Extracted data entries
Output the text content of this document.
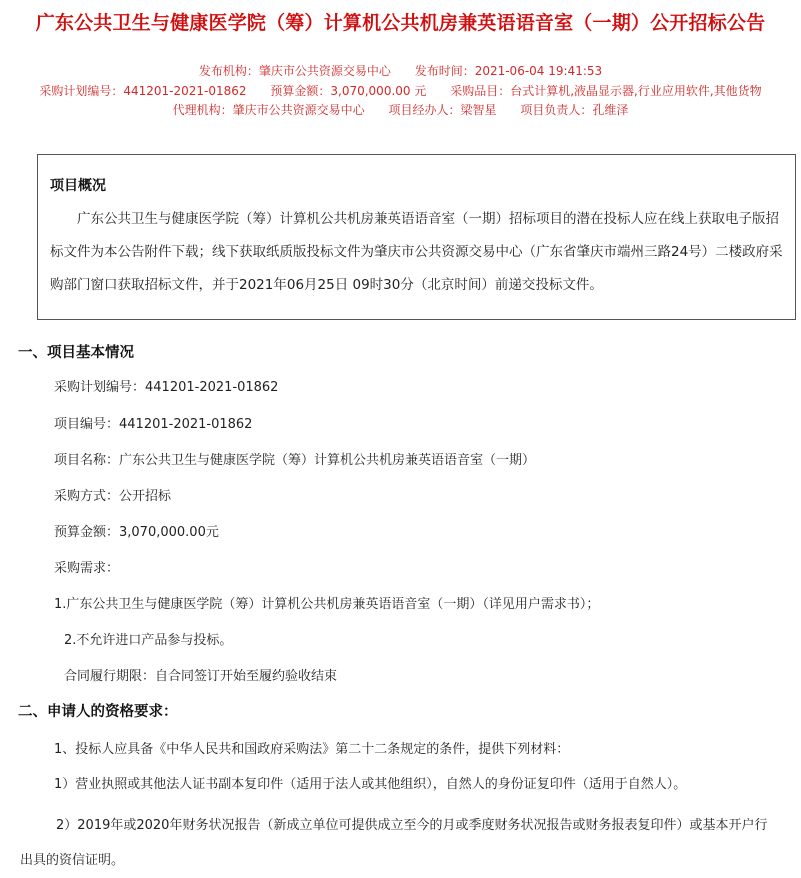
广东公共卫生与健康医学院（筹）计算机公共机房兼英语语音室（一期）公开招标公告
发布机构：肇庆市公共资源交易中心 发布时间：2021-06-04 19:41:53
采购计划编号：441201-2021-01862 预算金额：3,070,000.00 元 采购品目：台式计算机,液晶显示器,行业应用软件,其他货物
代理机构：肇庆市公共资源交易中心 项目经办人：梁智星 项目负责人：孔维泽
项目概况
广东公共卫生与健康医学院（筹）计算机公共机房兼英语语音室（一期）招标项目的潜在投标人应在线上获取电子版招标文件为本公告附件下载；线下获取纸质版投标文件为肇庆市公共资源交易中心（广东省肇庆市端州三路24号）二楼政府采购部门窗口获取招标文件，并于2021年06月25日 09时30分（北京时间）前递交投标文件。
一、项目基本情况
采购计划编号：441201-2021-01862
项目编号：441201-2021-01862
项目名称：广东公共卫生与健康医学院（筹）计算机公共机房兼英语语音室（一期）
采购方式：公开招标
预算金额：3,070,000.00元
采购需求：
1.广东公共卫生与健康医学院（筹）计算机公共机房兼英语语音室（一期）（详见用户需求书）；
2.不允许进口产品参与投标。
合同履行期限：自合同签订开始至履约验收结束
二、申请人的资格要求：
1、投标人应具备《中华人民共和国政府采购法》第二十二条规定的条件，提供下列材料：
1）营业执照或其他法人证书副本复印件（适用于法人或其他组织），自然人的身份证复印件（适用于自然人）。
2）2019年或2020年财务状况报告（新成立单位可提供成立至今的月或季度财务状况报告或财务报表复印件）或基本开户行出具的资信证明。
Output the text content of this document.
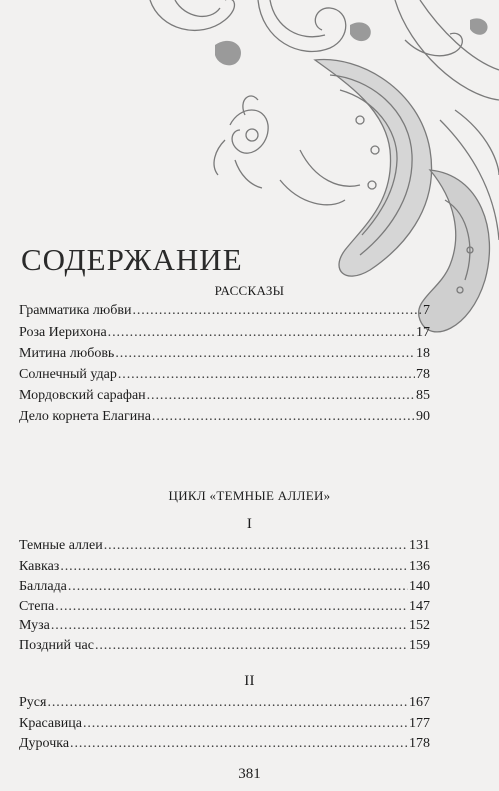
СОДЕРЖАНИЕ
РАССКАЗЫ
Грамматика любви . . .	7
Роза Иерихона . . .	17
Митина любовь . . .	18
Солнечный удар . . .	78
Мордовский сарафан . . .	85
Дело корнета Елагина . . .	90
ЦИКЛ «ТЕМНЫЕ АЛЛЕИ»
I
Темные аллеи . . .	131
Кавказ . . .	136
Баллада . . .	140
Степа . . .	147
Муза . . .	152
Поздний час . . .	159
II
Руся . . .	167
Красавица . . .	177
Дурочка . . .	178
381
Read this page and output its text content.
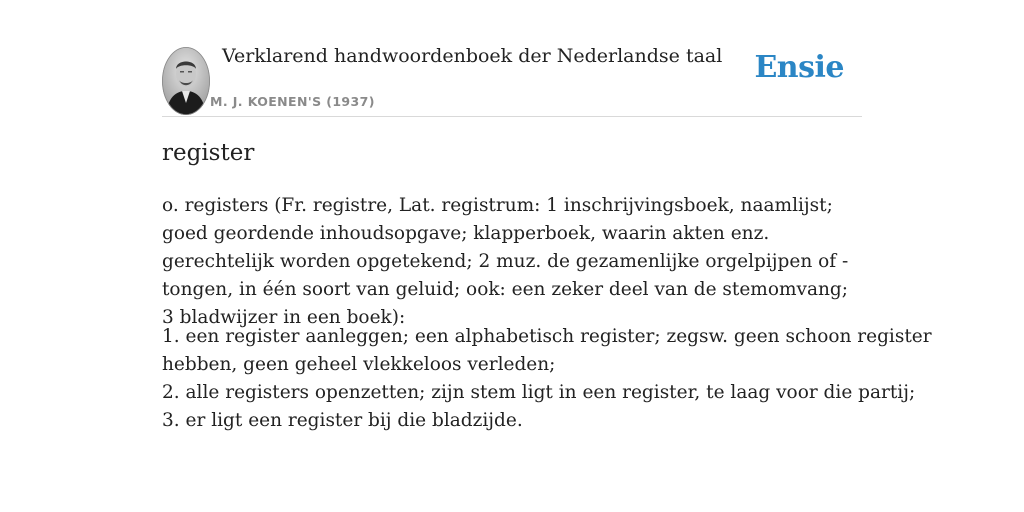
Verklarend handwoordenboek der Nederlandse taal
M. J. KOENEN'S (1937)
Ensie
register

o. registers (Fr. registre, Lat. registrum: 1 inschrijvingsboek, naamlijst; goed geordende inhoudsopgave; klapperboek, waarin akten enz. gerechtelijk worden opgetekend; 2 muz. de gezamenlijke orgelpijpen of -tongen, in één soort van geluid; ook: een zeker deel van de stemomvang; 3 bladwijzer in een boek):

1. een register aanleggen; een alphabetisch register; zegsw. geen schoon register
hebben, geen geheel vlekkeloos verleden;
2. alle registers openzetten; zijn stem ligt in een register, te laag voor die partij;
3. er ligt een register bij die bladzijde.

--- GIVEN TASK ---
Write every entry out again exactly, dropping the pictures.

--- EXERCISE SOLUTION ---
Output the text content of this document.
广东公共卫生与健康医学院（筹）计算机公共机房兼英语语音室（一期）公开招标公告
发布机构：肇庆市公共资源交易中心 发布时间：2021-06-04 19:41:53
采购计划编号：441201-2021-01862 预算金额：3,070,000.00 元 采购品目：台式计算机,液晶显示器,行业应用软件,其他货物
代理机构：肇庆市公共资源交易中心 项目经办人：梁智星 项目负责人：孔维泽
项目概况
广东公共卫生与健康医学院（筹）计算机公共机房兼英语语音室（一期）招标项目的潜在投标人应在线上获取电子版招标文件为本公告附件下载；线下获取纸质版投标文件为肇庆市公共资源交易中心（广东省肇庆市端州三路24号）二楼政府采购部门窗口获取招标文件，并于2021年06月25日 09时30分（北京时间）前递交投标文件。
一、项目基本情况
采购计划编号：441201-2021-01862
项目编号：441201-2021-01862
项目名称：广东公共卫生与健康医学院（筹）计算机公共机房兼英语语音室（一期）
采购方式：公开招标
预算金额：3,070,000.00元
采购需求：
1.广东公共卫生与健康医学院（筹）计算机公共机房兼英语语音室（一期）（详见用户需求书）；
2.不允许进口产品参与投标。
合同履行期限：自合同签订开始至履约验收结束
二、申请人的资格要求：
1、投标人应具备《中华人民共和国政府采购法》第二十二条规定的条件，提供下列材料：
1）营业执照或其他法人证书副本复印件（适用于法人或其他组织），自然人的身份证复印件（适用于自然人）。
2）2019年或2020年财务状况报告（新成立单位可提供成立至今的月或季度财务状况报告或财务报表复印件）或基本开户行出具的资信证明。
Output the text content of this document.
СОДЕРЖАНИЕ
РАССКАЗЫ
Грамматика любви . . .	7
Роза Иерихона . . .	17
Митина любовь . . .	18
Солнечный удар . . .	78
Мордовский сарафан . . .	85
Дело корнета Елагина . . .	90
ЦИКЛ «ТЕМНЫЕ АЛЛЕИ»
I
Темные аллеи . . .	131
Кавказ . . .	136
Баллада . . .	140
Степа . . .	147
Муза . . .	152
Поздний час . . .	159
II
Руся . . .	167
Красавица . . .	177
Дурочка . . .	178
381
Read this page and output its text content.
Verklarend handwoordenboek der Nederlandse taal
M. J. KOENEN'S (1937)
Ensie
register

o. registers (Fr. registre, Lat. registrum: 1 inschrijvingsboek, naamlijst; goed geordende inhoudsopgave; klapperboek, waarin akten enz. gerechtelijk worden opgetekend; 2 muz. de gezamenlijke orgelpijpen of -tongen, in één soort van geluid; ook: een zeker deel van de stemomvang; 3 bladwijzer in een boek):

1. een register aanleggen; een alphabetisch register; zegsw. geen schoon register
hebben, geen geheel vlekkeloos verleden;
2. alle registers openzetten; zijn stem ligt in een register, te laag voor die partij;
3. er ligt een register bij die bladzijde.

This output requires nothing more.